### Exercise passage:
□ □ □ □ □

Pipeline 3: MES Orders Sync

The third and final pipeline from the same prompt — a REST API integration:

Resulting pipeline:

Caliperline MES Orders Sync pipeline in the Pipeline Designer

The MES Orders Sync pipeline — REST API polling every minute

NodeTypePurpose
Every 1mtrigger.scheduleSyncs every minute
Fetch MES Ordersconnected.rest.requestCalls the MES API to get active orders
Format Orders Payloadlogic.javascriptWraps the response with metadata
Publish Orders to UNSsystem.uns.publishPublishes to caliperline/mes/orders/active

The JavaScript enriches the raw REST response:

const reqResult = $node['Fetch MES Orders'];
return {
payload: {
source: 'MES',
totalActive: Array.isArray(reqResult.data) ? reqResult.data.length : 0,
orders: reqResult.data || []
}
};

Part 2: Building the Dashboard

With all three pipelines running and publishing data, we asked the AI to create a monitoring dashboard.

Prompt:

Now, I want you to create a comprehensive dashboard using those pipelines you just created.

What the AI did:

  1. Called uns_fetch_recent on each topic to check the data schema and actual value ranges
  2. Called uns_list_panel_types to understand panel configuration options
  3. Called uns_create_dashboard with 9 panels arranged in a grid layout

Resulting dashboard:

Dashboard top section showing Machine State timeline, Spindle Speed and Load gauges, and Vibration line chart

Top: Machine State timeline with color-coded states, gauges for Spindle Speed and Load, and a Vibration trend line

Dashboard middle section showing gauge values and vibration details

Middle: Spindle gauges with threshold bands, Vibration chart showing real-time fluctuations

Dashboard bottom section showing Temperature and Power gauges and Production Quality donut chart

Bottom: Temperature and Power gauges, Production Quality donut chart (96.88% good parts)

Panel details

Gauges — All four gauges use three-tier threshold bands:

GaugeNormal (green)Warning (yellow)Critical (red)
Spindle Speed0–8,000 RPM8,000–9,0009,000–10,000
Spindle Load0–75%75–90%90–100%
Temperature0–300°C300–400°C400–500°C
Power0–800 kW800–900 kW900–1,000 kW

Vibration line chart — Uses threshold bands as background overlays (opacity 15%) to visually highlight when vibration enters warning or critical zones.

State timeline — Maps numeric state values to human-readable labels with color coding: 5 → Running (green), 4 → Idle (yellow), 3 → Fault (red).

Tables — Both tables are sorted by time (descending) so the most recent entries appear first.

Dashboard configuration

Time range: last 1 hour (relative)
Refresh rate: 5 seconds
Labels: system=caliperline, view=comprehensive
Grid: 12 columns

Observations

A few things we noticed working with Antigravity + Gemini Pro 3.1 on MaestroHub MCP:

  • Protocol awareness — Gemini correctly handled three different protocol patterns (Modbus readAll, OPC UA with specific function aliases, REST request/response) without confusion.

□ □ □ □ □

### Dataset entries:

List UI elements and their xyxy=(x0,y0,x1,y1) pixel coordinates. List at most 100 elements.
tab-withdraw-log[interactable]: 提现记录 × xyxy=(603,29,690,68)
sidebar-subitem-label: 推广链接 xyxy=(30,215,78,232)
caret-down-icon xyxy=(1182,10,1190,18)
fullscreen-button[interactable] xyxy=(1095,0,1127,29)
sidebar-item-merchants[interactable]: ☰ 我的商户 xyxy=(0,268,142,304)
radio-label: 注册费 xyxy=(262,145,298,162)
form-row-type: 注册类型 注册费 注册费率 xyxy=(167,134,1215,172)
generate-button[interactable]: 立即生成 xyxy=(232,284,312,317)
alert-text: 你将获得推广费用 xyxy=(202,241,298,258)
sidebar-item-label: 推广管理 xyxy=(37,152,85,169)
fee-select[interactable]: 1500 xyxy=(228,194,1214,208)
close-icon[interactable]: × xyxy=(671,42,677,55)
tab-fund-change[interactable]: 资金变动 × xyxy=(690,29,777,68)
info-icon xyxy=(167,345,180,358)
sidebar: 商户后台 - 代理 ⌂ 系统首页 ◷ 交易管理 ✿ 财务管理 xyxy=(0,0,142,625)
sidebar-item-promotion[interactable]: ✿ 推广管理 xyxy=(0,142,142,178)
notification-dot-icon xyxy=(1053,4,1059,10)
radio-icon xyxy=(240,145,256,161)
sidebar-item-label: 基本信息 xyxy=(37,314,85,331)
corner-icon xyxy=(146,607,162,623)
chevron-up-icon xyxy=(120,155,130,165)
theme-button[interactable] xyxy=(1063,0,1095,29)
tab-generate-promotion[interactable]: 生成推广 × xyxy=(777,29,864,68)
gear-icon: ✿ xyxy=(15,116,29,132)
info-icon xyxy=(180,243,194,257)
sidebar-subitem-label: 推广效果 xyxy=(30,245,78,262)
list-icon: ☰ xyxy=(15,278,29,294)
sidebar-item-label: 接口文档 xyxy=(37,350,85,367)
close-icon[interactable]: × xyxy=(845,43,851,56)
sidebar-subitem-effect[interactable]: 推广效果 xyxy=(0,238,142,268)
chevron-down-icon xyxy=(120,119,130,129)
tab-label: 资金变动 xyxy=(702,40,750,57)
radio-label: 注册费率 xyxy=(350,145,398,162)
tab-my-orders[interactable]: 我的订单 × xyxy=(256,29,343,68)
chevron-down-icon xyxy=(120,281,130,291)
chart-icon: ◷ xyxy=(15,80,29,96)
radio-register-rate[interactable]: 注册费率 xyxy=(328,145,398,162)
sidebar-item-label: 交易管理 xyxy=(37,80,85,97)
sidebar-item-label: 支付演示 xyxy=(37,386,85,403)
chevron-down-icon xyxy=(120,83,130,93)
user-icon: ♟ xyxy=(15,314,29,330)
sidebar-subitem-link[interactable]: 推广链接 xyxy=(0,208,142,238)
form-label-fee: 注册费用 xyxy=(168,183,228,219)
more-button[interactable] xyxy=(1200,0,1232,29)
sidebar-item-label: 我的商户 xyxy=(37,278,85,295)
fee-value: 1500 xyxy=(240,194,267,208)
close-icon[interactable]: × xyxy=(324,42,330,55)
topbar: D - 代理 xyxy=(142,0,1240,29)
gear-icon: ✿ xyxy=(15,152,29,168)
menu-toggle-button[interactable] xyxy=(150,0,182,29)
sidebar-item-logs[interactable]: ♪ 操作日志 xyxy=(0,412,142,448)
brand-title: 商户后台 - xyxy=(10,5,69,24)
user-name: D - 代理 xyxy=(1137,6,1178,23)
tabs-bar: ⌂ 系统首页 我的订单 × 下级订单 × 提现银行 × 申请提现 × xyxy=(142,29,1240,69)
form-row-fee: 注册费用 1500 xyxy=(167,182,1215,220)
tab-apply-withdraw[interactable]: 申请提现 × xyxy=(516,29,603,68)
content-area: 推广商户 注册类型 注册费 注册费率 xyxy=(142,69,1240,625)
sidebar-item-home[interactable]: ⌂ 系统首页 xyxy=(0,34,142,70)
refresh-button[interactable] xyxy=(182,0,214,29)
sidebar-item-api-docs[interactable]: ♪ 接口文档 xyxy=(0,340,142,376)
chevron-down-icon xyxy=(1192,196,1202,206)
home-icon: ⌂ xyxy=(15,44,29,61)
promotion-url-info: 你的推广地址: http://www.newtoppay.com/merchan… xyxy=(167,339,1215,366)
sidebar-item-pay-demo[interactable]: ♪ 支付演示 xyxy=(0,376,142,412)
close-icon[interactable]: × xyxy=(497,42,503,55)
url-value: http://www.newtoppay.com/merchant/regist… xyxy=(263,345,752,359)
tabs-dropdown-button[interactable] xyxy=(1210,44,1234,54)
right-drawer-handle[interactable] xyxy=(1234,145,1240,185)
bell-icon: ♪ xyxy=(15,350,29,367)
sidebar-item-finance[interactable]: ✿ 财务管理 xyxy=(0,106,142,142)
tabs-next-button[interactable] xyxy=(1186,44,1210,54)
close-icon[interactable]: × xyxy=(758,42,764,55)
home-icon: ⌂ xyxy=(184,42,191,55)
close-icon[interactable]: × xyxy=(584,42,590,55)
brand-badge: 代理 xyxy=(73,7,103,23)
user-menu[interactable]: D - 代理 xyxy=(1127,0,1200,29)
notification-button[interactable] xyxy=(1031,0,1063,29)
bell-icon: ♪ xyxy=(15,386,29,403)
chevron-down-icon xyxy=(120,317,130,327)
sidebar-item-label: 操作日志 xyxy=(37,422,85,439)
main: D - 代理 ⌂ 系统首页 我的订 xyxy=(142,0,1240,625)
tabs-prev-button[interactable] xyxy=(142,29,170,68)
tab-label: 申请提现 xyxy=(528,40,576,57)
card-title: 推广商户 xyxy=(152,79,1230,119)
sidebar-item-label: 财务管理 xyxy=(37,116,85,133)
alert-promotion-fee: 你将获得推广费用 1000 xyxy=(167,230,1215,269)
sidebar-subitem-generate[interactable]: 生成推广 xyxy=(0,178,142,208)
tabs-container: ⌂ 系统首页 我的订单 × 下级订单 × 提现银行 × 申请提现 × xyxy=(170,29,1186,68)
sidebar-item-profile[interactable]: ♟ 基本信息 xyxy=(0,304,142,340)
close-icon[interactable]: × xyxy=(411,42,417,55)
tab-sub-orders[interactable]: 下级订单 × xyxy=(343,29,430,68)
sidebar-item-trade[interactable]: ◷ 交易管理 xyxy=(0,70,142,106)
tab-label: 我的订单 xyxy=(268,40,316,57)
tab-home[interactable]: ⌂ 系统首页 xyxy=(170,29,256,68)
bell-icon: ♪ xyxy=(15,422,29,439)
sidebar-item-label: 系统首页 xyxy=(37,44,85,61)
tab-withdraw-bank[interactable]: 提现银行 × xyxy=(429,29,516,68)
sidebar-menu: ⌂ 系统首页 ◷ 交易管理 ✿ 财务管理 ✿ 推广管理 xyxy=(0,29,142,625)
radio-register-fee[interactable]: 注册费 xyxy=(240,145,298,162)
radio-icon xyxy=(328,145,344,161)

□ □ □ □ □

### Task description:
From the walkthrough on building the MES pipeline and dashboard, copy the passage word for word, beginning at "Dashboard bottom section" and stopping after "(green)Warning (yellow)Critical (red)".

### Worked solution:
Dashboard bottom section showing Temperature and Power gauges and Production Quality donut chart

Bottom: Temperature and Power gauges, Production Quality donut chart (96.88% good parts)

Panel details

Gauges — All four gauges use three-tier threshold bands:

GaugeNormal (green)Warning (yellow)Critical (red)